=== Available records ===
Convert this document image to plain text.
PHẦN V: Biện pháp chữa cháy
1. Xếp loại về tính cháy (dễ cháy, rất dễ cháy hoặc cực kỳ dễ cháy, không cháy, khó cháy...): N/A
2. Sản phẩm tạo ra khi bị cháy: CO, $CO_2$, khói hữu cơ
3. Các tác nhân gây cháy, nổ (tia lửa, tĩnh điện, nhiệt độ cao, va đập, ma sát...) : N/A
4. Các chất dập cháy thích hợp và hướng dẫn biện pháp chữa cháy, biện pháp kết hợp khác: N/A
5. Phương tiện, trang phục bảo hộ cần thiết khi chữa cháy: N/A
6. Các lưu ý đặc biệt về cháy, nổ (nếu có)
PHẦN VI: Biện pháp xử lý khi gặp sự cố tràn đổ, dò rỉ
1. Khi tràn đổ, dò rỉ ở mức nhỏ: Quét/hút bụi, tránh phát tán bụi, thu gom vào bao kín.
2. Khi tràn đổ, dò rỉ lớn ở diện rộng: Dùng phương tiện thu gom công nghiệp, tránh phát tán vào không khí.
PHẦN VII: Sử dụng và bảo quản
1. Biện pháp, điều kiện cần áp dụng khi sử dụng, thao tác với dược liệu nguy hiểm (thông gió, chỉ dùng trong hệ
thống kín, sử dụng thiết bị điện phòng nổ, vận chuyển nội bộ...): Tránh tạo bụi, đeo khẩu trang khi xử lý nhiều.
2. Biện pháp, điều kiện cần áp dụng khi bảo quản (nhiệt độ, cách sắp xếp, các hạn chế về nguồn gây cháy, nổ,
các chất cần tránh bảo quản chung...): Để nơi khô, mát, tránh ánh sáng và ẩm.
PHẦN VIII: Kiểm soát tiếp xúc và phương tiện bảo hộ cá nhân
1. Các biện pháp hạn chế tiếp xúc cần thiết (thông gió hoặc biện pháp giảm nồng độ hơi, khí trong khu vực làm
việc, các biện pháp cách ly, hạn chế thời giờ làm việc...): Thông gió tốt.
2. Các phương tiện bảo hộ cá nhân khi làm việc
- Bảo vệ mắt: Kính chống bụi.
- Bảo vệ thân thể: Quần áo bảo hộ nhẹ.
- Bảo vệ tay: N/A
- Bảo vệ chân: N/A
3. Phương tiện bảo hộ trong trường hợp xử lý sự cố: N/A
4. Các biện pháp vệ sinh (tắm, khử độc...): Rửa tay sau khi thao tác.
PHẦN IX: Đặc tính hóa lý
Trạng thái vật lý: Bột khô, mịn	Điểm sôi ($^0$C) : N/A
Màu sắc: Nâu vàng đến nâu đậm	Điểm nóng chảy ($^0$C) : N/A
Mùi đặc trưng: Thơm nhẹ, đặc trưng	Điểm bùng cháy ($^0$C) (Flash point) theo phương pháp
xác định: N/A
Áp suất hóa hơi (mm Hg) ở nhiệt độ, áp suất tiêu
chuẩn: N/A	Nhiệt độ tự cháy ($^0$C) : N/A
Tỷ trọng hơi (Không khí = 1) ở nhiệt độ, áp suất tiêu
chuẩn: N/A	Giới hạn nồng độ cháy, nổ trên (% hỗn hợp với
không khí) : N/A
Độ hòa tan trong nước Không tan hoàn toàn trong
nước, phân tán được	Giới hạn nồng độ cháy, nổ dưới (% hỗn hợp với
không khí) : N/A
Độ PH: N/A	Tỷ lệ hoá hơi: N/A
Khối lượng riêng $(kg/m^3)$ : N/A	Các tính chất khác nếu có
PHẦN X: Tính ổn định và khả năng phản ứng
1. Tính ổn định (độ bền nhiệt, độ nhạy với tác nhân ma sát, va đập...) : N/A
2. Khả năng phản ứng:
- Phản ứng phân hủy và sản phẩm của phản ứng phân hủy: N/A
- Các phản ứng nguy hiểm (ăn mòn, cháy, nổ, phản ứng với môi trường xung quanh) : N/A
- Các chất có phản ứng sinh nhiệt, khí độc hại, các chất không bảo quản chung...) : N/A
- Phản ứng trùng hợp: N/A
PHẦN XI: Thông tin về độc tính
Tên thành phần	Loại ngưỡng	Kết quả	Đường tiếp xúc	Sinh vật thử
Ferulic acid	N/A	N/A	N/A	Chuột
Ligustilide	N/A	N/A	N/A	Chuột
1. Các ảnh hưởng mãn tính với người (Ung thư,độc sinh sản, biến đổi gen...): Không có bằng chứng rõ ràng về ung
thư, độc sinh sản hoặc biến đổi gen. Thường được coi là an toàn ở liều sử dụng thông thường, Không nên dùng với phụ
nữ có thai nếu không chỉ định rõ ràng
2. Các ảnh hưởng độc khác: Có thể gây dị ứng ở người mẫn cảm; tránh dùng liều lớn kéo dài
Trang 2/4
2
===
* Exercise objective *
Extract the data in full. Keep it word for word.

* Answer to this exercise *
Convert this document image to plain text.
PHẦN V: Biện pháp chữa cháy
1. Xếp loại về tính cháy (dễ cháy, rất dễ cháy hoặc cực kỳ dễ cháy, không cháy, khó cháy...): N/A
2. Sản phẩm tạo ra khi bị cháy: CO, $CO_2$, khói hữu cơ
3. Các tác nhân gây cháy, nổ (tia lửa, tĩnh điện, nhiệt độ cao, va đập, ma sát...) : N/A
4. Các chất dập cháy thích hợp và hướng dẫn biện pháp chữa cháy, biện pháp kết hợp khác: N/A
5. Phương tiện, trang phục bảo hộ cần thiết khi chữa cháy: N/A
6. Các lưu ý đặc biệt về cháy, nổ (nếu có)
PHẦN VI: Biện pháp xử lý khi gặp sự cố tràn đổ, dò rỉ
1. Khi tràn đổ, dò rỉ ở mức nhỏ: Quét/hút bụi, tránh phát tán bụi, thu gom vào bao kín.
2. Khi tràn đổ, dò rỉ lớn ở diện rộng: Dùng phương tiện thu gom công nghiệp, tránh phát tán vào không khí.
PHẦN VII: Sử dụng và bảo quản
1. Biện pháp, điều kiện cần áp dụng khi sử dụng, thao tác với dược liệu nguy hiểm (thông gió, chỉ dùng trong hệ
thống kín, sử dụng thiết bị điện phòng nổ, vận chuyển nội bộ...): Tránh tạo bụi, đeo khẩu trang khi xử lý nhiều.
2. Biện pháp, điều kiện cần áp dụng khi bảo quản (nhiệt độ, cách sắp xếp, các hạn chế về nguồn gây cháy, nổ,
các chất cần tránh bảo quản chung...): Để nơi khô, mát, tránh ánh sáng và ẩm.
PHẦN VIII: Kiểm soát tiếp xúc và phương tiện bảo hộ cá nhân
1. Các biện pháp hạn chế tiếp xúc cần thiết (thông gió hoặc biện pháp giảm nồng độ hơi, khí trong khu vực làm
việc, các biện pháp cách ly, hạn chế thời giờ làm việc...): Thông gió tốt.
2. Các phương tiện bảo hộ cá nhân khi làm việc
- Bảo vệ mắt: Kính chống bụi.
- Bảo vệ thân thể: Quần áo bảo hộ nhẹ.
- Bảo vệ tay: N/A
- Bảo vệ chân: N/A
3. Phương tiện bảo hộ trong trường hợp xử lý sự cố: N/A
4. Các biện pháp vệ sinh (tắm, khử độc...): Rửa tay sau khi thao tác.
PHẦN IX: Đặc tính hóa lý
Trạng thái vật lý: Bột khô, mịn	Điểm sôi ($^0$C) : N/A
Màu sắc: Nâu vàng đến nâu đậm	Điểm nóng chảy ($^0$C) : N/A
Mùi đặc trưng: Thơm nhẹ, đặc trưng	Điểm bùng cháy ($^0$C) (Flash point) theo phương pháp
xác định: N/A
Áp suất hóa hơi (mm Hg) ở nhiệt độ, áp suất tiêu
chuẩn: N/A	Nhiệt độ tự cháy ($^0$C) : N/A
Tỷ trọng hơi (Không khí = 1) ở nhiệt độ, áp suất tiêu
chuẩn: N/A	Giới hạn nồng độ cháy, nổ trên (% hỗn hợp với
không khí) : N/A
Độ hòa tan trong nước Không tan hoàn toàn trong
nước, phân tán được	Giới hạn nồng độ cháy, nổ dưới (% hỗn hợp với
không khí) : N/A
Độ PH: N/A	Tỷ lệ hoá hơi: N/A
Khối lượng riêng $(kg/m^3)$ : N/A	Các tính chất khác nếu có
PHẦN X: Tính ổn định và khả năng phản ứng
1. Tính ổn định (độ bền nhiệt, độ nhạy với tác nhân ma sát, va đập...) : N/A
2. Khả năng phản ứng:
- Phản ứng phân hủy và sản phẩm của phản ứng phân hủy: N/A
- Các phản ứng nguy hiểm (ăn mòn, cháy, nổ, phản ứng với môi trường xung quanh) : N/A
- Các chất có phản ứng sinh nhiệt, khí độc hại, các chất không bảo quản chung...) : N/A
- Phản ứng trùng hợp: N/A
PHẦN XI: Thông tin về độc tính
Tên thành phần	Loại ngưỡng	Kết quả	Đường tiếp xúc	Sinh vật thử
Ferulic acid	N/A	N/A	N/A	Chuột
Ligustilide	N/A	N/A	N/A	Chuột
1. Các ảnh hưởng mãn tính với người (Ung thư,độc sinh sản, biến đổi gen...): Không có bằng chứng rõ ràng về ung
thư, độc sinh sản hoặc biến đổi gen. Thường được coi là an toàn ở liều sử dụng thông thường, Không nên dùng với phụ
nữ có thai nếu không chỉ định rõ ràng
2. Các ảnh hưởng độc khác: Có thể gây dị ứng ở người mẫn cảm; tránh dùng liều lớn kéo dài
Trang 2/4
2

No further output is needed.